» **Given records**
***
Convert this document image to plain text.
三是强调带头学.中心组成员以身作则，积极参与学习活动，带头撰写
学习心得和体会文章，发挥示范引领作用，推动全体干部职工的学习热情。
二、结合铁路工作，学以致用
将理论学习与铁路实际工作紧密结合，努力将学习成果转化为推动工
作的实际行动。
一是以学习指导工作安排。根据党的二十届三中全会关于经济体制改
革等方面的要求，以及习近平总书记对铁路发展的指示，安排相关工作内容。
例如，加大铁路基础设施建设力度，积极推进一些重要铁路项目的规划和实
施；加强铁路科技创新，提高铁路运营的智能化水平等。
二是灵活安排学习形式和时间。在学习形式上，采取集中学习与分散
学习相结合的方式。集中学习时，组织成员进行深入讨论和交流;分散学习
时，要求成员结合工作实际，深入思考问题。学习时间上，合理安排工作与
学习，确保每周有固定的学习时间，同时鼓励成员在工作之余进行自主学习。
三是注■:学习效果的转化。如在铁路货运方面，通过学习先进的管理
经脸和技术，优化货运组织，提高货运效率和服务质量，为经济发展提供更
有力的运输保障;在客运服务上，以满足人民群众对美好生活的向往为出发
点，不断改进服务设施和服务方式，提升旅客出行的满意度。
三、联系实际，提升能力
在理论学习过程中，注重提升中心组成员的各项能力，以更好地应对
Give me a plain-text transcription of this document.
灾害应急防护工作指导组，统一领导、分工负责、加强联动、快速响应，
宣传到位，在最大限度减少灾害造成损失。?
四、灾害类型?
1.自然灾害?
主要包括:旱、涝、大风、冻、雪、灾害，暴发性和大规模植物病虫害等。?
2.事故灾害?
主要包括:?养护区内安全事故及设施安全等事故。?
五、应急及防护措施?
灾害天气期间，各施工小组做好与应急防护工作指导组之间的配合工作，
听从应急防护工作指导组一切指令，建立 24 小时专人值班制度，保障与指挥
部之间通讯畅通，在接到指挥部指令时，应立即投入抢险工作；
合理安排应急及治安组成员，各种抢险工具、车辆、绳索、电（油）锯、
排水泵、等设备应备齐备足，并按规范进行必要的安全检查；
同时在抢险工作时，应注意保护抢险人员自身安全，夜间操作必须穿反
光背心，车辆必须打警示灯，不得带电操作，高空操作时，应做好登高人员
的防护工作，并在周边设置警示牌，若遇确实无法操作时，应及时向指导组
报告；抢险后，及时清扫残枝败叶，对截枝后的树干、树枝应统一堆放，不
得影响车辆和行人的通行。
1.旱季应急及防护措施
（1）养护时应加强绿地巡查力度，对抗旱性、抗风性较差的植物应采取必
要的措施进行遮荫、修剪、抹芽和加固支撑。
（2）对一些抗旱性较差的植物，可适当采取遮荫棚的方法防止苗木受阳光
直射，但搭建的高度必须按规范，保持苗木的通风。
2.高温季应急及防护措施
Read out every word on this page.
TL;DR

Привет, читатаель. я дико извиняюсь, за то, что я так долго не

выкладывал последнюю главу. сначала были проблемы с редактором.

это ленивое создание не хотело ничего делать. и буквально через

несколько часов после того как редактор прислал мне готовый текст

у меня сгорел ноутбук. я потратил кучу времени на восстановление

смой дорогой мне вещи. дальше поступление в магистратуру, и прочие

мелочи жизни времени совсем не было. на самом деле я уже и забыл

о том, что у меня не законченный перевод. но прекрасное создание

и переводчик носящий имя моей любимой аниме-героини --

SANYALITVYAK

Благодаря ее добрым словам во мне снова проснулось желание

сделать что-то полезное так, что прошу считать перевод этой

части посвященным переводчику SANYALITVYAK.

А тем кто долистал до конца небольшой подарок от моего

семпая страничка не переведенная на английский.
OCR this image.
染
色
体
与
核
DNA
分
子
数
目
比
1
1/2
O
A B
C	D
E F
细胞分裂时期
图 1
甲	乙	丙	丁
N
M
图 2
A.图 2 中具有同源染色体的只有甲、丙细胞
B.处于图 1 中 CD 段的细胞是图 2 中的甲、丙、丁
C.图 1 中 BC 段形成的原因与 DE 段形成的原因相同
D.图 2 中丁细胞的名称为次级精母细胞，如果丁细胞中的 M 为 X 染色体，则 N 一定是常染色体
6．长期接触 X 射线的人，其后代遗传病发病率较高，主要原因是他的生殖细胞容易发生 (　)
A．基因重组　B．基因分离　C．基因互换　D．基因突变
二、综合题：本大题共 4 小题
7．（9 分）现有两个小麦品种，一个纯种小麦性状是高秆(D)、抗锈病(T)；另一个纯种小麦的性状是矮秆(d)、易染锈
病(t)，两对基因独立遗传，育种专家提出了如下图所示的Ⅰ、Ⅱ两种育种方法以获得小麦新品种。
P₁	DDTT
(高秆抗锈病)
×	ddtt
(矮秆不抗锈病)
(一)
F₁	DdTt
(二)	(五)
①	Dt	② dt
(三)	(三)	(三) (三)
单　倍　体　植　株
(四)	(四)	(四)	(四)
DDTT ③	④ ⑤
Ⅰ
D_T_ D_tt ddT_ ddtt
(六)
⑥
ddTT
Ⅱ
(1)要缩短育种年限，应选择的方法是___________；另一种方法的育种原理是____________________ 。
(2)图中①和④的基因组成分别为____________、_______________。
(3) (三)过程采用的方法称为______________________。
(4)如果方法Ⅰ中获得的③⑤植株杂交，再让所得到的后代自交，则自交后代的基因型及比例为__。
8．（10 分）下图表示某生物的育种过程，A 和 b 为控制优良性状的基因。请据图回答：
***
» **Goal**
Word for word, restate all of the data shown above.

» **Completed task**
Convert this document image to plain text.
三是强调带头学.中心组成员以身作则，积极参与学习活动，带头撰写
学习心得和体会文章，发挥示范引领作用，推动全体干部职工的学习热情。
二、结合铁路工作，学以致用
将理论学习与铁路实际工作紧密结合，努力将学习成果转化为推动工
作的实际行动。
一是以学习指导工作安排。根据党的二十届三中全会关于经济体制改
革等方面的要求，以及习近平总书记对铁路发展的指示，安排相关工作内容。
例如，加大铁路基础设施建设力度，积极推进一些重要铁路项目的规划和实
施；加强铁路科技创新，提高铁路运营的智能化水平等。
二是灵活安排学习形式和时间。在学习形式上，采取集中学习与分散
学习相结合的方式。集中学习时，组织成员进行深入讨论和交流;分散学习
时，要求成员结合工作实际，深入思考问题。学习时间上，合理安排工作与
学习，确保每周有固定的学习时间，同时鼓励成员在工作之余进行自主学习。
三是注■:学习效果的转化。如在铁路货运方面，通过学习先进的管理
经脸和技术，优化货运组织，提高货运效率和服务质量，为经济发展提供更
有力的运输保障;在客运服务上，以满足人民群众对美好生活的向往为出发
点，不断改进服务设施和服务方式，提升旅客出行的满意度。
三、联系实际，提升能力
在理论学习过程中，注重提升中心组成员的各项能力，以更好地应对
Give me a plain-text transcription of this document.
灾害应急防护工作指导组，统一领导、分工负责、加强联动、快速响应，
宣传到位，在最大限度减少灾害造成损失。?
四、灾害类型?
1.自然灾害?
主要包括:旱、涝、大风、冻、雪、灾害，暴发性和大规模植物病虫害等。?
2.事故灾害?
主要包括:?养护区内安全事故及设施安全等事故。?
五、应急及防护措施?
灾害天气期间，各施工小组做好与应急防护工作指导组之间的配合工作，
听从应急防护工作指导组一切指令，建立 24 小时专人值班制度，保障与指挥
部之间通讯畅通，在接到指挥部指令时，应立即投入抢险工作；
合理安排应急及治安组成员，各种抢险工具、车辆、绳索、电（油）锯、
排水泵、等设备应备齐备足，并按规范进行必要的安全检查；
同时在抢险工作时，应注意保护抢险人员自身安全，夜间操作必须穿反
光背心，车辆必须打警示灯，不得带电操作，高空操作时，应做好登高人员
的防护工作，并在周边设置警示牌，若遇确实无法操作时，应及时向指导组
报告；抢险后，及时清扫残枝败叶，对截枝后的树干、树枝应统一堆放，不
得影响车辆和行人的通行。
1.旱季应急及防护措施
（1）养护时应加强绿地巡查力度，对抗旱性、抗风性较差的植物应采取必
要的措施进行遮荫、修剪、抹芽和加固支撑。
（2）对一些抗旱性较差的植物，可适当采取遮荫棚的方法防止苗木受阳光
直射，但搭建的高度必须按规范，保持苗木的通风。
2.高温季应急及防护措施
Read out every word on this page.
TL;DR

Привет, читатаель. я дико извиняюсь, за то, что я так долго не

выкладывал последнюю главу. сначала были проблемы с редактором.

это ленивое создание не хотело ничего делать. и буквально через

несколько часов после того как редактор прислал мне готовый текст

у меня сгорел ноутбук. я потратил кучу времени на восстановление

смой дорогой мне вещи. дальше поступление в магистратуру, и прочие

мелочи жизни времени совсем не было. на самом деле я уже и забыл

о том, что у меня не законченный перевод. но прекрасное создание

и переводчик носящий имя моей любимой аниме-героини --

SANYALITVYAK

Благодаря ее добрым словам во мне снова проснулось желание

сделать что-то полезное так, что прошу считать перевод этой

части посвященным переводчику SANYALITVYAK.

А тем кто долистал до конца небольшой подарок от моего

семпая страничка не переведенная на английский.
OCR this image.
染
色
体
与
核
DNA
分
子
数
目
比
1
1/2
O
A B
C	D
E F
细胞分裂时期
图 1
甲	乙	丙	丁
N
M
图 2
A.图 2 中具有同源染色体的只有甲、丙细胞
B.处于图 1 中 CD 段的细胞是图 2 中的甲、丙、丁
C.图 1 中 BC 段形成的原因与 DE 段形成的原因相同
D.图 2 中丁细胞的名称为次级精母细胞，如果丁细胞中的 M 为 X 染色体，则 N 一定是常染色体
6．长期接触 X 射线的人，其后代遗传病发病率较高，主要原因是他的生殖细胞容易发生 (　)
A．基因重组　B．基因分离　C．基因互换　D．基因突变
二、综合题：本大题共 4 小题
7．（9 分）现有两个小麦品种，一个纯种小麦性状是高秆(D)、抗锈病(T)；另一个纯种小麦的性状是矮秆(d)、易染锈
病(t)，两对基因独立遗传，育种专家提出了如下图所示的Ⅰ、Ⅱ两种育种方法以获得小麦新品种。
P₁	DDTT
(高秆抗锈病)
×	ddtt
(矮秆不抗锈病)
(一)
F₁	DdTt
(二)	(五)
①	Dt	② dt
(三)	(三)	(三) (三)
单　倍　体　植　株
(四)	(四)	(四)	(四)
DDTT ③	④ ⑤
Ⅰ
D_T_ D_tt ddT_ ddtt
(六)
⑥
ddTT
Ⅱ
(1)要缩短育种年限，应选择的方法是___________；另一种方法的育种原理是____________________ 。
(2)图中①和④的基因组成分别为____________、_______________。
(3) (三)过程采用的方法称为______________________。
(4)如果方法Ⅰ中获得的③⑤植株杂交，再让所得到的后代自交，则自交后代的基因型及比例为__。
8．（10 分）下图表示某生物的育种过程，A 和 b 为控制优良性状的基因。请据图回答：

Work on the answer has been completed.